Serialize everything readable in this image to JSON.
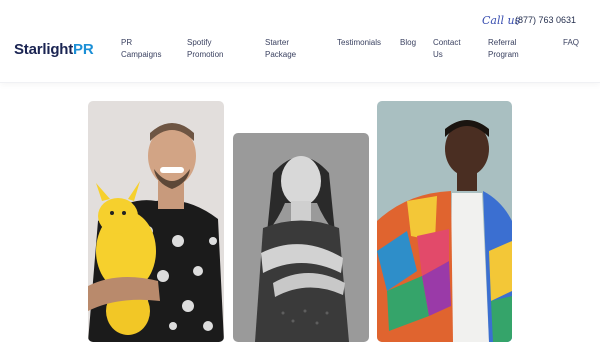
{
  "header": {
    "logo": {
      "word": "Starlight",
      "accent": "PR"
    },
    "call_us": "Call us",
    "phone": "(877) 763 0631",
    "nav": [
      {
        "label": "PR\nCampaigns"
      },
      {
        "label": "Spotify\nPromotion"
      },
      {
        "label": "Starter\nPackage"
      },
      {
        "label": "Testimonials"
      },
      {
        "label": "Blog"
      },
      {
        "label": "Contact\nUs"
      },
      {
        "label": "Referral\nProgram"
      },
      {
        "label": "FAQ"
      }
    ]
  },
  "artists": [
    {
      "bg": "#e2dedc"
    },
    {
      "bg": "#9a9a9a"
    },
    {
      "bg": "#a9bfc1"
    }
  ],
  "colors": {
    "navy": "#1a2452",
    "accent_blue": "#1b8fd6",
    "script_blue": "#3a4fb0"
  }
}
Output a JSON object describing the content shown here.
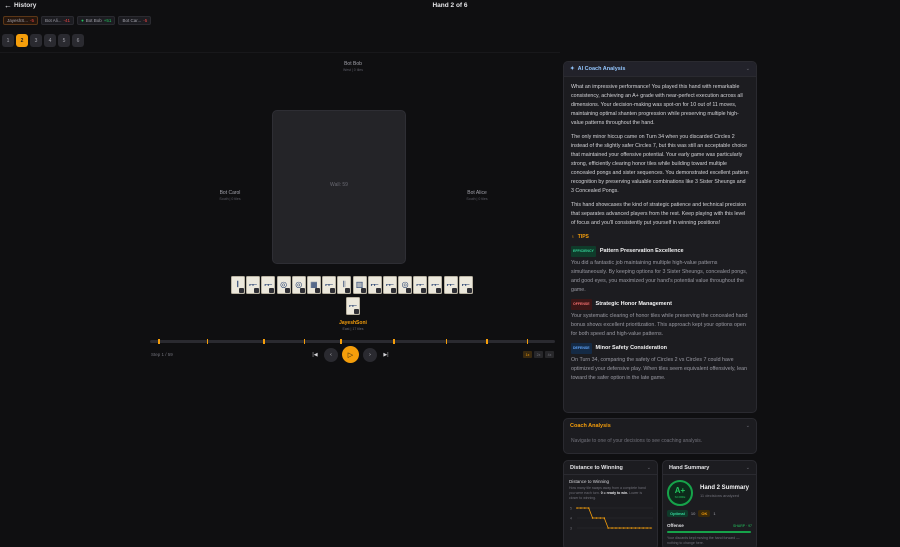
{
  "header": {
    "back_label": "History",
    "title": "Hand 2 of 6"
  },
  "players": [
    {
      "name": "JayeshS...",
      "delta": "-5",
      "sign": "neg",
      "dot": false,
      "active": true
    },
    {
      "name": "Bot Ali...",
      "delta": "-41",
      "sign": "neg",
      "dot": false,
      "active": false
    },
    {
      "name": "Bot Bob",
      "delta": "+51",
      "sign": "pos",
      "dot": true,
      "active": false
    },
    {
      "name": "Bot Car...",
      "delta": "-5",
      "sign": "neg",
      "dot": false,
      "active": false
    }
  ],
  "hands": [
    "1",
    "2",
    "3",
    "4",
    "5",
    "6"
  ],
  "active_hand": "2",
  "seats": {
    "north": {
      "name": "Bot Bob",
      "sub": "West | 0 tiles"
    },
    "west": {
      "name": "Bot Carol",
      "sub": "South | 0 tiles"
    },
    "east": {
      "name": "Bot Alice",
      "sub": "South | 0 tiles"
    },
    "south": {
      "name": "JayeshSoni",
      "sub": "East | 17 tiles"
    }
  },
  "wall_label": "Wall: 59",
  "tiles": [
    "𝄃",
    "𐎀",
    "𐎀",
    "◎",
    "◎",
    "▦",
    "𐎀",
    "𝄃",
    "▥",
    "𐎀",
    "𐎀",
    "◎",
    "𐎀",
    "𐎀",
    "𐎀",
    "𐎀"
  ],
  "drawn_tile": "𐎀",
  "replay": {
    "step": "Step 1 / 59",
    "progress": 0.02,
    "speeds": [
      "1x",
      "2x",
      "4x"
    ],
    "active_speed": "1x",
    "controls": {
      "first": "|◀",
      "prev": "‹",
      "play": "▷",
      "next": "›",
      "last": "▶|"
    }
  },
  "coach": {
    "title": "AI Coach Analysis",
    "paragraphs": [
      "What an impressive performance! You played this hand with remarkable consistency, achieving an A+ grade with near-perfect execution across all dimensions. Your decision-making was spot-on for 10 out of 11 moves, maintaining optimal shanten progression while preserving multiple high-value patterns throughout the hand.",
      "The only minor hiccup came on Turn 34 when you discarded Circles 2 instead of the slightly safer Circles 7, but this was still an acceptable choice that maintained your offensive potential. Your early game was particularly strong, efficiently clearing honor tiles while building toward multiple concealed pongs and sister sequences. You demonstrated excellent pattern recognition by preserving valuable combinations like 3 Sister Sheungs and 3 Concealed Pongs.",
      "This hand showcases the kind of strategic patience and technical precision that separates advanced players from the rest. Keep playing with this level of focus and you'll consistently put yourself in winning positions!"
    ],
    "tips_label": "TIPS",
    "tips": [
      {
        "badge": "EFFICIENCY",
        "kind": "b-eff",
        "title": "Pattern Preservation Excellence",
        "body": "You did a fantastic job maintaining multiple high-value patterns simultaneously. By keeping options for 3 Sister Sheungs, concealed pongs, and good eyes, you maximized your hand's potential value throughout the game."
      },
      {
        "badge": "OFFENSE",
        "kind": "b-off",
        "title": "Strategic Honor Management",
        "body": "Your systematic clearing of honor tiles while preserving the concealed hand bonus shows excellent prioritization. This approach kept your options open for both speed and high-value patterns."
      },
      {
        "badge": "DEFENSE",
        "kind": "b-def",
        "title": "Minor Safety Consideration",
        "body": "On Turn 34, comparing the safety of Circles 2 vs Circles 7 could have optimized your defensive play. When tiles seem equivalent offensively, lean toward the safer option in the late game."
      }
    ]
  },
  "coach_analysis": {
    "title": "Coach Analysis",
    "text": "Navigate to one of your decisions to see coaching analysis."
  },
  "distance": {
    "title": "Distance to Winning",
    "sub_title": "Distance to Winning",
    "desc_a": "How many tile swaps away from a complete hand you were each turn.",
    "desc_b": "0 = ready to win.",
    "desc_c": "Lower is closer to winning.",
    "y_labels": [
      "5",
      "4",
      "3"
    ]
  },
  "chart_data": {
    "type": "line",
    "title": "Distance to Winning",
    "y": [
      5,
      5,
      5,
      5,
      4,
      4,
      4,
      4,
      3,
      3,
      3,
      3,
      3,
      3,
      3,
      3,
      3,
      3,
      3,
      3
    ]
  },
  "summary": {
    "title": "Hand Summary",
    "grade": "A+",
    "score": "SCORE",
    "heading": "Hand 2 Summary",
    "decisions": "11 decisions analyzed",
    "optimal_label": "Optimal",
    "optimal_count": "10",
    "ok_label": "OK",
    "ok_count": "1",
    "offense_label": "Offense",
    "offense_value": "SHARP · 97",
    "offense_text": "Your discards kept moving the hand forward — nothing to change here."
  },
  "colors": {
    "accent": "#f59e0b",
    "bg": "#0f0f11",
    "panel": "#1c1c20",
    "good": "#22c55e",
    "bad": "#ef4444"
  }
}
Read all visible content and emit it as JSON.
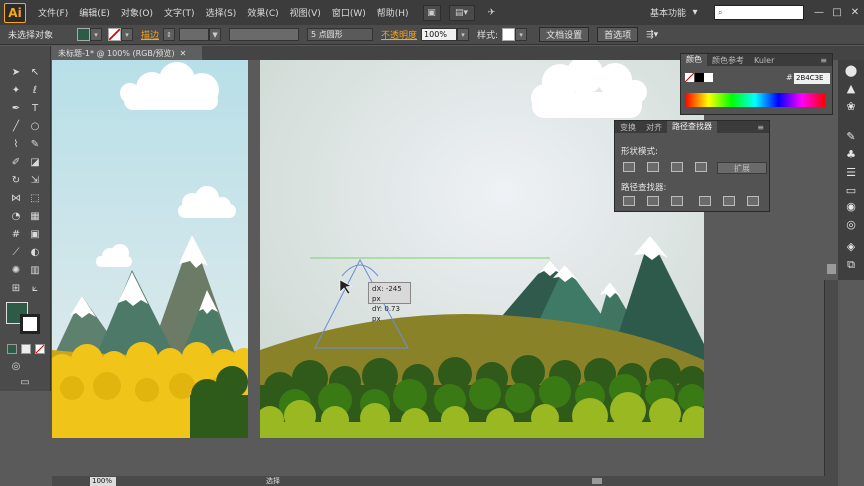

☆ ☆ ☆ ☆ ☆ ☆ ☆

Pull out every line above that holds the word "options".

        "body": "You did a fantastic job maintaining multiple high-value patterns simultaneously. By keeping options for 3 Sister Sheungs, concealed pongs, and good eyes, you maximized your hand's potential value throughout the game."
        "body": "Your systematic clearing of honor tiles while preserving the concealed hand bonus shows excellent prioritization. This approach kept your options open for both speed and high-value patterns."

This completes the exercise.